Dataset records:

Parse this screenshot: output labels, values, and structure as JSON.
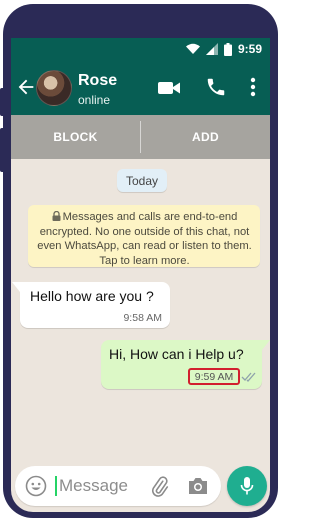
{
  "status_bar": {
    "time": "9:59"
  },
  "header": {
    "name": "Rose",
    "status": "online"
  },
  "action_bar": {
    "block_label": "BLOCK",
    "add_label": "ADD"
  },
  "date_chip": "Today",
  "encryption_notice": "Messages and calls are end-to-end encrypted. No one outside of this chat, not even WhatsApp, can read or listen to them. Tap to learn more.",
  "messages": [
    {
      "direction": "incoming",
      "text": "Hello how are you ?",
      "time": "9:58 AM"
    },
    {
      "direction": "outgoing",
      "text": "Hi, How can i Help u?",
      "time": "9:59 AM"
    }
  ],
  "composer": {
    "placeholder": "Message"
  },
  "colors": {
    "header": "#075e54",
    "outgoing_bubble": "#dcf8c6",
    "mic_button": "#1fae90",
    "time_highlight_border": "#d2202f",
    "phone_frame": "#2b2a56"
  },
  "icons": [
    "arrow-left-icon",
    "video-icon",
    "phone-icon",
    "more-vert-icon",
    "lock-icon",
    "double-tick-icon",
    "emoji-icon",
    "paperclip-icon",
    "camera-icon",
    "mic-icon",
    "wifi-icon",
    "signal-icon",
    "battery-icon"
  ]
}
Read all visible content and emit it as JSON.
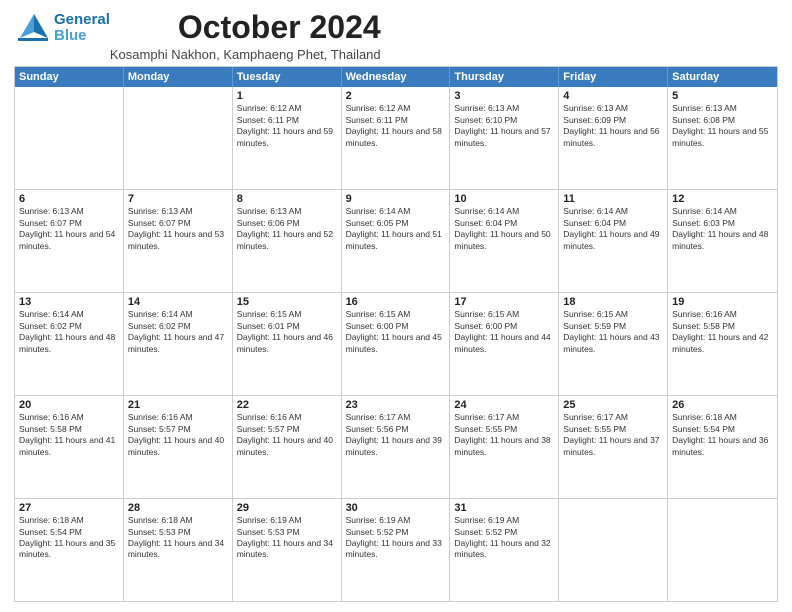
{
  "header": {
    "logo_line1": "General",
    "logo_line2": "Blue",
    "month": "October 2024",
    "location": "Kosamphi Nakhon, Kamphaeng Phet, Thailand"
  },
  "days_of_week": [
    "Sunday",
    "Monday",
    "Tuesday",
    "Wednesday",
    "Thursday",
    "Friday",
    "Saturday"
  ],
  "weeks": [
    [
      {
        "day": "",
        "sunrise": "",
        "sunset": "",
        "daylight": ""
      },
      {
        "day": "",
        "sunrise": "",
        "sunset": "",
        "daylight": ""
      },
      {
        "day": "1",
        "sunrise": "Sunrise: 6:12 AM",
        "sunset": "Sunset: 6:11 PM",
        "daylight": "Daylight: 11 hours and 59 minutes."
      },
      {
        "day": "2",
        "sunrise": "Sunrise: 6:12 AM",
        "sunset": "Sunset: 6:11 PM",
        "daylight": "Daylight: 11 hours and 58 minutes."
      },
      {
        "day": "3",
        "sunrise": "Sunrise: 6:13 AM",
        "sunset": "Sunset: 6:10 PM",
        "daylight": "Daylight: 11 hours and 57 minutes."
      },
      {
        "day": "4",
        "sunrise": "Sunrise: 6:13 AM",
        "sunset": "Sunset: 6:09 PM",
        "daylight": "Daylight: 11 hours and 56 minutes."
      },
      {
        "day": "5",
        "sunrise": "Sunrise: 6:13 AM",
        "sunset": "Sunset: 6:08 PM",
        "daylight": "Daylight: 11 hours and 55 minutes."
      }
    ],
    [
      {
        "day": "6",
        "sunrise": "Sunrise: 6:13 AM",
        "sunset": "Sunset: 6:07 PM",
        "daylight": "Daylight: 11 hours and 54 minutes."
      },
      {
        "day": "7",
        "sunrise": "Sunrise: 6:13 AM",
        "sunset": "Sunset: 6:07 PM",
        "daylight": "Daylight: 11 hours and 53 minutes."
      },
      {
        "day": "8",
        "sunrise": "Sunrise: 6:13 AM",
        "sunset": "Sunset: 6:06 PM",
        "daylight": "Daylight: 11 hours and 52 minutes."
      },
      {
        "day": "9",
        "sunrise": "Sunrise: 6:14 AM",
        "sunset": "Sunset: 6:05 PM",
        "daylight": "Daylight: 11 hours and 51 minutes."
      },
      {
        "day": "10",
        "sunrise": "Sunrise: 6:14 AM",
        "sunset": "Sunset: 6:04 PM",
        "daylight": "Daylight: 11 hours and 50 minutes."
      },
      {
        "day": "11",
        "sunrise": "Sunrise: 6:14 AM",
        "sunset": "Sunset: 6:04 PM",
        "daylight": "Daylight: 11 hours and 49 minutes."
      },
      {
        "day": "12",
        "sunrise": "Sunrise: 6:14 AM",
        "sunset": "Sunset: 6:03 PM",
        "daylight": "Daylight: 11 hours and 48 minutes."
      }
    ],
    [
      {
        "day": "13",
        "sunrise": "Sunrise: 6:14 AM",
        "sunset": "Sunset: 6:02 PM",
        "daylight": "Daylight: 11 hours and 48 minutes."
      },
      {
        "day": "14",
        "sunrise": "Sunrise: 6:14 AM",
        "sunset": "Sunset: 6:02 PM",
        "daylight": "Daylight: 11 hours and 47 minutes."
      },
      {
        "day": "15",
        "sunrise": "Sunrise: 6:15 AM",
        "sunset": "Sunset: 6:01 PM",
        "daylight": "Daylight: 11 hours and 46 minutes."
      },
      {
        "day": "16",
        "sunrise": "Sunrise: 6:15 AM",
        "sunset": "Sunset: 6:00 PM",
        "daylight": "Daylight: 11 hours and 45 minutes."
      },
      {
        "day": "17",
        "sunrise": "Sunrise: 6:15 AM",
        "sunset": "Sunset: 6:00 PM",
        "daylight": "Daylight: 11 hours and 44 minutes."
      },
      {
        "day": "18",
        "sunrise": "Sunrise: 6:15 AM",
        "sunset": "Sunset: 5:59 PM",
        "daylight": "Daylight: 11 hours and 43 minutes."
      },
      {
        "day": "19",
        "sunrise": "Sunrise: 6:16 AM",
        "sunset": "Sunset: 5:58 PM",
        "daylight": "Daylight: 11 hours and 42 minutes."
      }
    ],
    [
      {
        "day": "20",
        "sunrise": "Sunrise: 6:16 AM",
        "sunset": "Sunset: 5:58 PM",
        "daylight": "Daylight: 11 hours and 41 minutes."
      },
      {
        "day": "21",
        "sunrise": "Sunrise: 6:16 AM",
        "sunset": "Sunset: 5:57 PM",
        "daylight": "Daylight: 11 hours and 40 minutes."
      },
      {
        "day": "22",
        "sunrise": "Sunrise: 6:16 AM",
        "sunset": "Sunset: 5:57 PM",
        "daylight": "Daylight: 11 hours and 40 minutes."
      },
      {
        "day": "23",
        "sunrise": "Sunrise: 6:17 AM",
        "sunset": "Sunset: 5:56 PM",
        "daylight": "Daylight: 11 hours and 39 minutes."
      },
      {
        "day": "24",
        "sunrise": "Sunrise: 6:17 AM",
        "sunset": "Sunset: 5:55 PM",
        "daylight": "Daylight: 11 hours and 38 minutes."
      },
      {
        "day": "25",
        "sunrise": "Sunrise: 6:17 AM",
        "sunset": "Sunset: 5:55 PM",
        "daylight": "Daylight: 11 hours and 37 minutes."
      },
      {
        "day": "26",
        "sunrise": "Sunrise: 6:18 AM",
        "sunset": "Sunset: 5:54 PM",
        "daylight": "Daylight: 11 hours and 36 minutes."
      }
    ],
    [
      {
        "day": "27",
        "sunrise": "Sunrise: 6:18 AM",
        "sunset": "Sunset: 5:54 PM",
        "daylight": "Daylight: 11 hours and 35 minutes."
      },
      {
        "day": "28",
        "sunrise": "Sunrise: 6:18 AM",
        "sunset": "Sunset: 5:53 PM",
        "daylight": "Daylight: 11 hours and 34 minutes."
      },
      {
        "day": "29",
        "sunrise": "Sunrise: 6:19 AM",
        "sunset": "Sunset: 5:53 PM",
        "daylight": "Daylight: 11 hours and 34 minutes."
      },
      {
        "day": "30",
        "sunrise": "Sunrise: 6:19 AM",
        "sunset": "Sunset: 5:52 PM",
        "daylight": "Daylight: 11 hours and 33 minutes."
      },
      {
        "day": "31",
        "sunrise": "Sunrise: 6:19 AM",
        "sunset": "Sunset: 5:52 PM",
        "daylight": "Daylight: 11 hours and 32 minutes."
      },
      {
        "day": "",
        "sunrise": "",
        "sunset": "",
        "daylight": ""
      },
      {
        "day": "",
        "sunrise": "",
        "sunset": "",
        "daylight": ""
      }
    ]
  ]
}
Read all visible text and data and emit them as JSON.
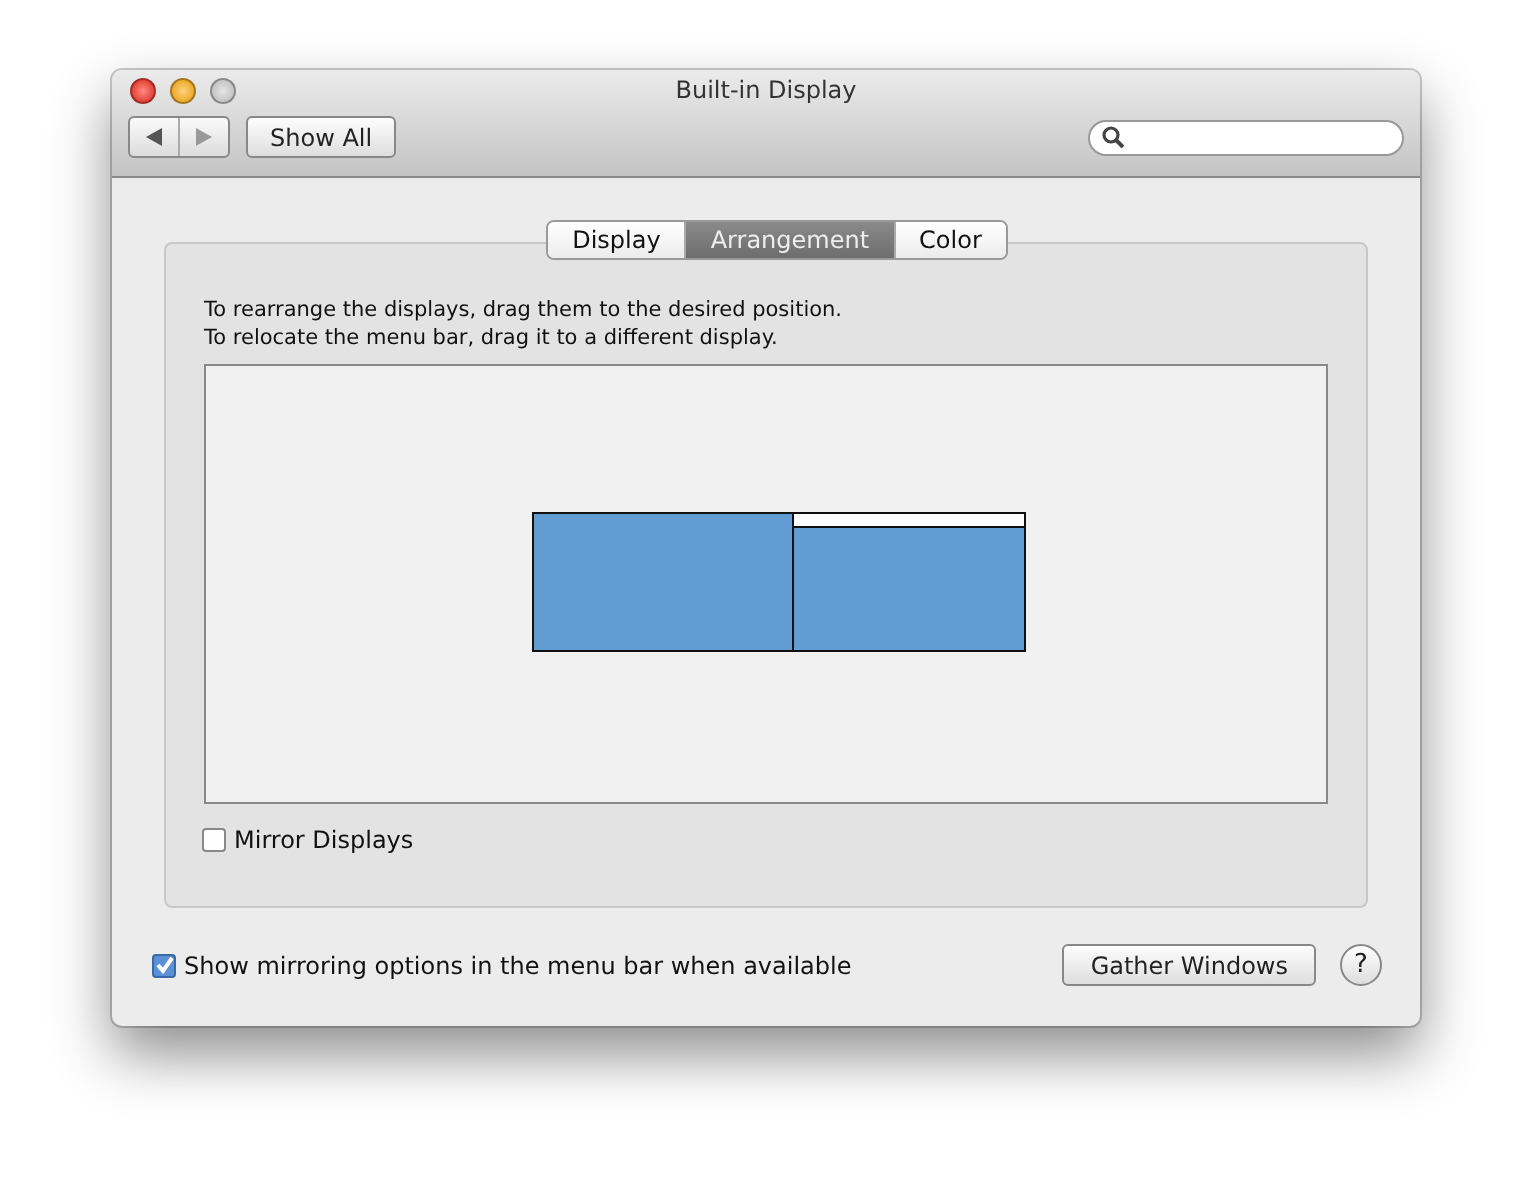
{
  "window": {
    "title": "Built-in Display"
  },
  "toolbar": {
    "show_all": "Show All"
  },
  "tabs": [
    {
      "label": "Display",
      "selected": false
    },
    {
      "label": "Arrangement",
      "selected": true
    },
    {
      "label": "Color",
      "selected": false
    }
  ],
  "instructions": [
    "To rearrange the displays, drag them to the desired position.",
    "To relocate the menu bar, drag it to a different display."
  ],
  "displays": [
    {
      "has_menu_bar": false
    },
    {
      "has_menu_bar": true
    }
  ],
  "mirror_displays": {
    "label": "Mirror Displays",
    "checked": false
  },
  "show_mirroring": {
    "label": "Show mirroring options in the menu bar when available",
    "checked": true
  },
  "buttons": {
    "gather": "Gather Windows",
    "help": "?"
  }
}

◆ **Goal**:
Filter the entries above down to the lines containing the word "text".

◆ **Result below**:
      "text": "Hello how are you ?",
      "text": "Hi, How can i Help u?",
Read all visible text and data and emit them as JSON.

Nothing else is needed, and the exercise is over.